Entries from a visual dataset
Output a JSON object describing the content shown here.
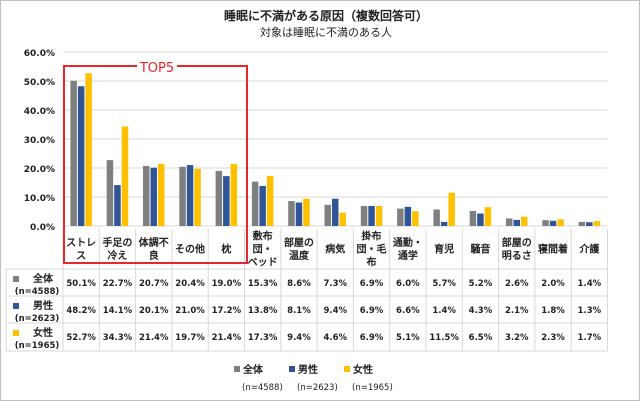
{
  "chart_data": {
    "type": "bar",
    "title": "睡眠に不満がある原因（複数回答可）",
    "subtitle": "対象は睡眠に不満のある人",
    "annotation": "TOP5",
    "ylim": [
      0,
      60
    ],
    "yticks": [
      "0.0%",
      "10.0%",
      "20.0%",
      "30.0%",
      "40.0%",
      "50.0%",
      "60.0%"
    ],
    "grid": true,
    "legend_position": "bottom",
    "categories": [
      [
        "ストレ",
        "ス"
      ],
      [
        "手足の",
        "冷え"
      ],
      [
        "体調不",
        "良"
      ],
      [
        "その他"
      ],
      [
        "枕"
      ],
      [
        "敷布",
        "団・",
        "ベッド"
      ],
      [
        "部屋の",
        "温度"
      ],
      [
        "病気"
      ],
      [
        "掛布",
        "団・毛",
        "布"
      ],
      [
        "通勤・",
        "通学"
      ],
      [
        "育児"
      ],
      [
        "騒音"
      ],
      [
        "部屋の",
        "明るさ"
      ],
      [
        "寝間着"
      ],
      [
        "介護"
      ]
    ],
    "series": [
      {
        "name": "全体",
        "n": "(n=4588)",
        "color": "#7f7f7f",
        "values": [
          50.1,
          22.7,
          20.7,
          20.4,
          19.0,
          15.3,
          8.6,
          7.3,
          6.9,
          6.0,
          5.7,
          5.2,
          2.6,
          2.0,
          1.4
        ]
      },
      {
        "name": "男性",
        "n": "(n=2623)",
        "color": "#2f5597",
        "values": [
          48.2,
          14.1,
          20.1,
          21.0,
          17.2,
          13.8,
          8.1,
          9.4,
          6.9,
          6.6,
          1.4,
          4.3,
          2.1,
          1.8,
          1.3
        ]
      },
      {
        "name": "女性",
        "n": "(n=1965)",
        "color": "#ffc000",
        "values": [
          52.7,
          34.3,
          21.4,
          19.7,
          21.4,
          17.3,
          9.4,
          4.6,
          6.9,
          5.1,
          11.5,
          6.5,
          3.2,
          2.3,
          1.7
        ]
      }
    ]
  }
}
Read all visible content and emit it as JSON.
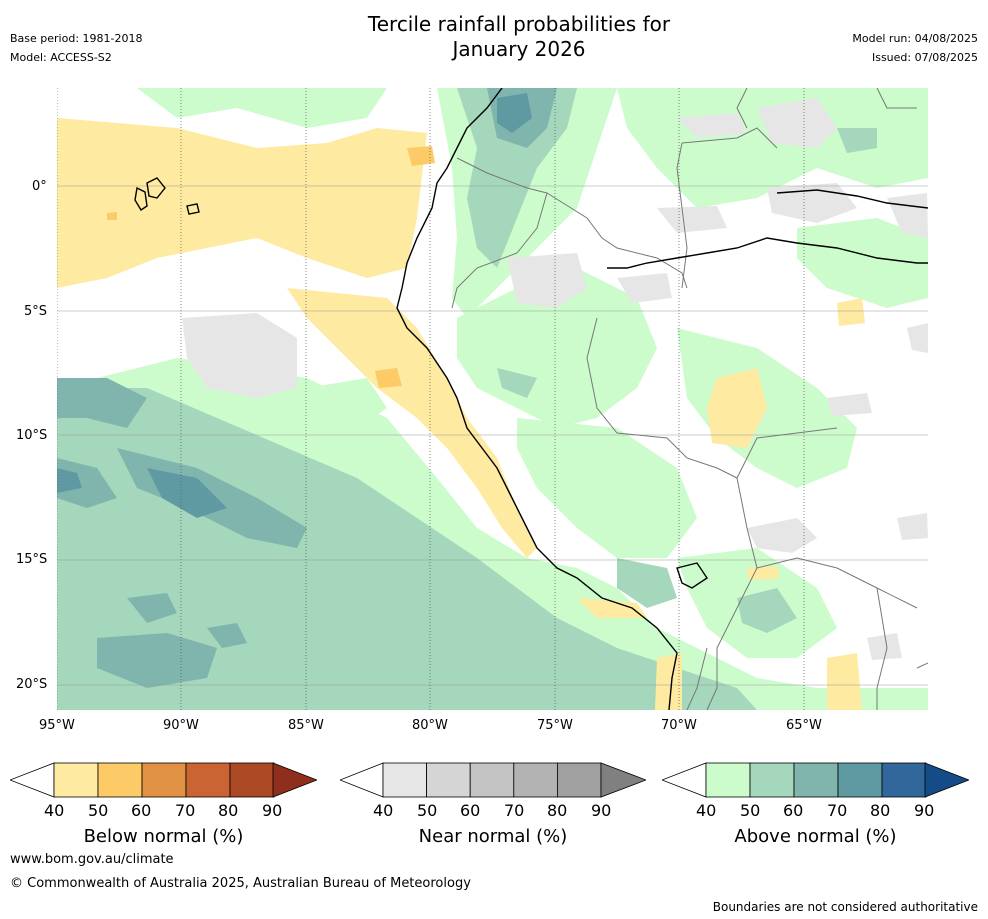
{
  "header": {
    "title_line1": "Tercile rainfall probabilities for",
    "title_line2": "January 2026",
    "base_period": "Base period: 1981-2018",
    "model": "Model: ACCESS-S2",
    "model_run": "Model run: 04/08/2025",
    "issued": "Issued: 07/08/2025"
  },
  "map": {
    "lat_labels": [
      "0°",
      "5°S",
      "10°S",
      "15°S",
      "20°S"
    ],
    "lon_labels": [
      "95°W",
      "90°W",
      "85°W",
      "80°W",
      "75°W",
      "70°W",
      "65°W"
    ],
    "colors": {
      "ocean_background": "#ffffff",
      "above_40": "#ccfccc",
      "above_50": "#a4d7bb",
      "above_60": "#7fb5ad",
      "above_70": "#5f9aa3",
      "near_40": "#e6e6e6",
      "below_40": "#feeba1",
      "below_50": "#fcca66",
      "coastline": "#000000",
      "borders": "#777777"
    }
  },
  "colorbars": [
    {
      "title": "Below normal (%)",
      "ticks": [
        "40",
        "50",
        "60",
        "70",
        "80",
        "90"
      ],
      "colors": [
        "#feeba1",
        "#fcca66",
        "#e19144",
        "#cb6433",
        "#ad4a26",
        "#8f2e1c"
      ]
    },
    {
      "title": "Near normal (%)",
      "ticks": [
        "40",
        "50",
        "60",
        "70",
        "80",
        "90"
      ],
      "colors": [
        "#e6e6e6",
        "#d5d5d5",
        "#c4c4c4",
        "#b3b3b3",
        "#a0a0a0",
        "#808080"
      ]
    },
    {
      "title": "Above normal (%)",
      "ticks": [
        "40",
        "50",
        "60",
        "70",
        "80",
        "90"
      ],
      "colors": [
        "#ccfccc",
        "#a4d7bb",
        "#7fb5ad",
        "#5f9aa3",
        "#31679a",
        "#154b86"
      ]
    }
  ],
  "footer": {
    "website": "www.bom.gov.au/climate",
    "copyright": "© Commonwealth of Australia 2025, Australian Bureau of Meteorology",
    "disclaimer": "Boundaries are not considered authoritative"
  }
}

Task statement: Using the material above, retype each entry exactly and omit the pictures.

Solution:
Output a JSON object describing the content shown here.
{
  "chart_data": {
    "type": "bar",
    "title": "睡眠に不満がある原因（複数回答可）",
    "subtitle": "対象は睡眠に不満のある人",
    "annotation": "TOP5",
    "ylim": [
      0,
      60
    ],
    "yticks": [
      "0.0%",
      "10.0%",
      "20.0%",
      "30.0%",
      "40.0%",
      "50.0%",
      "60.0%"
    ],
    "grid": true,
    "legend_position": "bottom",
    "categories": [
      [
        "ストレ",
        "ス"
      ],
      [
        "手足の",
        "冷え"
      ],
      [
        "体調不",
        "良"
      ],
      [
        "その他"
      ],
      [
        "枕"
      ],
      [
        "敷布",
        "団・",
        "ベッド"
      ],
      [
        "部屋の",
        "温度"
      ],
      [
        "病気"
      ],
      [
        "掛布",
        "団・毛",
        "布"
      ],
      [
        "通勤・",
        "通学"
      ],
      [
        "育児"
      ],
      [
        "騒音"
      ],
      [
        "部屋の",
        "明るさ"
      ],
      [
        "寝間着"
      ],
      [
        "介護"
      ]
    ],
    "series": [
      {
        "name": "全体",
        "n": "(n=4588)",
        "color": "#7f7f7f",
        "values": [
          50.1,
          22.7,
          20.7,
          20.4,
          19.0,
          15.3,
          8.6,
          7.3,
          6.9,
          6.0,
          5.7,
          5.2,
          2.6,
          2.0,
          1.4
        ]
      },
      {
        "name": "男性",
        "n": "(n=2623)",
        "color": "#2f5597",
        "values": [
          48.2,
          14.1,
          20.1,
          21.0,
          17.2,
          13.8,
          8.1,
          9.4,
          6.9,
          6.6,
          1.4,
          4.3,
          2.1,
          1.8,
          1.3
        ]
      },
      {
        "name": "女性",
        "n": "(n=1965)",
        "color": "#ffc000",
        "values": [
          52.7,
          34.3,
          21.4,
          19.7,
          21.4,
          17.3,
          9.4,
          4.6,
          6.9,
          5.1,
          11.5,
          6.5,
          3.2,
          2.3,
          1.7
        ]
      }
    ]
  }
}
Read all visible content and emit it as JSON.
{
  "header": {
    "title_line1": "Tercile rainfall probabilities for",
    "title_line2": "January 2026",
    "base_period": "Base period: 1981-2018",
    "model": "Model: ACCESS-S2",
    "model_run": "Model run: 04/08/2025",
    "issued": "Issued: 07/08/2025"
  },
  "map": {
    "lat_labels": [
      "0°",
      "5°S",
      "10°S",
      "15°S",
      "20°S"
    ],
    "lon_labels": [
      "95°W",
      "90°W",
      "85°W",
      "80°W",
      "75°W",
      "70°W",
      "65°W"
    ],
    "colors": {
      "ocean_background": "#ffffff",
      "above_40": "#ccfccc",
      "above_50": "#a4d7bb",
      "above_60": "#7fb5ad",
      "above_70": "#5f9aa3",
      "near_40": "#e6e6e6",
      "below_40": "#feeba1",
      "below_50": "#fcca66",
      "coastline": "#000000",
      "borders": "#777777"
    }
  },
  "colorbars": [
    {
      "title": "Below normal (%)",
      "ticks": [
        "40",
        "50",
        "60",
        "70",
        "80",
        "90"
      ],
      "colors": [
        "#feeba1",
        "#fcca66",
        "#e19144",
        "#cb6433",
        "#ad4a26",
        "#8f2e1c"
      ]
    },
    {
      "title": "Near normal (%)",
      "ticks": [
        "40",
        "50",
        "60",
        "70",
        "80",
        "90"
      ],
      "colors": [
        "#e6e6e6",
        "#d5d5d5",
        "#c4c4c4",
        "#b3b3b3",
        "#a0a0a0",
        "#808080"
      ]
    },
    {
      "title": "Above normal (%)",
      "ticks": [
        "40",
        "50",
        "60",
        "70",
        "80",
        "90"
      ],
      "colors": [
        "#ccfccc",
        "#a4d7bb",
        "#7fb5ad",
        "#5f9aa3",
        "#31679a",
        "#154b86"
      ]
    }
  ],
  "footer": {
    "website": "www.bom.gov.au/climate",
    "copyright": "© Commonwealth of Australia 2025, Australian Bureau of Meteorology",
    "disclaimer": "Boundaries are not considered authoritative"
  }
}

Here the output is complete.